──────── DATA EXCERPTS

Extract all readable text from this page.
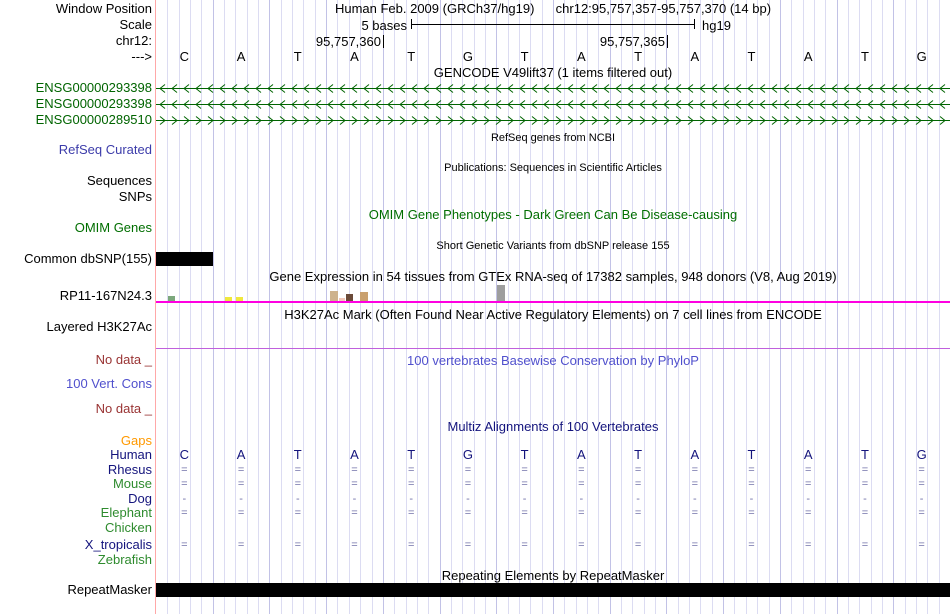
Window Position	Human Feb. 2009 (GRCh37/hg19) chr12:95,757,357-95,757,370 (14 bp)
Scale	5 bases	hg19
chr12:	95,757,360	95,757,365
--->	C	A	T	A	T	G	T	A	T	A	T	A	T	G
GENCODE V49lift37 (1 items filtered out)
ENSG00000293398
ENSG00000293398
ENSG00000289510
RefSeq genes from NCBI
RefSeq Curated
Publications: Sequences in Scientific Articles
Sequences
SNPs
OMIM Gene Phenotypes - Dark Green Can Be Disease-causing
OMIM Genes
Short Genetic Variants from dbSNP release 155
Common dbSNP(155)
Gene Expression in 54 tissues from GTEx RNA-seq of 17382 samples, 948 donors (V8, Aug 2019)
RP11-167N24.3
H3K27Ac Mark (Often Found Near Active Regulatory Elements) on 7 cell lines from ENCODE
Layered H3K27Ac
No data _	100 vertebrates Basewise Conservation by PhyloP
100 Vert. Cons
No data _
Multiz Alignments of 100 Vertebrates
Gaps
Human	C	A	T	A	T	G	T	A	T	A	T	A	T	G
Rhesus	=	=	=	=	=	=	=	=	=	=	=	=	=	=
Mouse	=	=	=	=	=	=	=	=	=	=	=	=	=	=
Dog	-	-	-	-	-	-	-	-	-	-	-	-	-	-
Elephant	=	=	=	=	=	=	=	=	=	=	=	=	=	=
Chicken
X_tropicalis	=	=	=	=	=	=	=	=	=	=	=	=	=	=
Zebrafish
Repeating Elements by RepeatMasker
RepeatMasker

────────────────

◆ **TASK INSTRUCTIONS**
Return every record exactly, leaving out the pictures.

◆ **RESULT OF THIS TASK**
Extract all readable text from this page.
Window Position	Human Feb. 2009 (GRCh37/hg19) chr12:95,757,357-95,757,370 (14 bp)
Scale	5 bases	hg19
chr12:	95,757,360	95,757,365
--->	C	A	T	A	T	G	T	A	T	A	T	A	T	G
GENCODE V49lift37 (1 items filtered out)
ENSG00000293398
ENSG00000293398
ENSG00000289510
RefSeq genes from NCBI
RefSeq Curated
Publications: Sequences in Scientific Articles
Sequences
SNPs
OMIM Gene Phenotypes - Dark Green Can Be Disease-causing
OMIM Genes
Short Genetic Variants from dbSNP release 155
Common dbSNP(155)
Gene Expression in 54 tissues from GTEx RNA-seq of 17382 samples, 948 donors (V8, Aug 2019)
RP11-167N24.3
H3K27Ac Mark (Often Found Near Active Regulatory Elements) on 7 cell lines from ENCODE
Layered H3K27Ac
No data _	100 vertebrates Basewise Conservation by PhyloP
100 Vert. Cons
No data _
Multiz Alignments of 100 Vertebrates
Gaps
Human	C	A	T	A	T	G	T	A	T	A	T	A	T	G
Rhesus	=	=	=	=	=	=	=	=	=	=	=	=	=	=
Mouse	=	=	=	=	=	=	=	=	=	=	=	=	=	=
Dog	-	-	-	-	-	-	-	-	-	-	-	-	-	-
Elephant	=	=	=	=	=	=	=	=	=	=	=	=	=	=
Chicken
X_tropicalis	=	=	=	=	=	=	=	=	=	=	=	=	=	=
Zebrafish
Repeating Elements by RepeatMasker
RepeatMasker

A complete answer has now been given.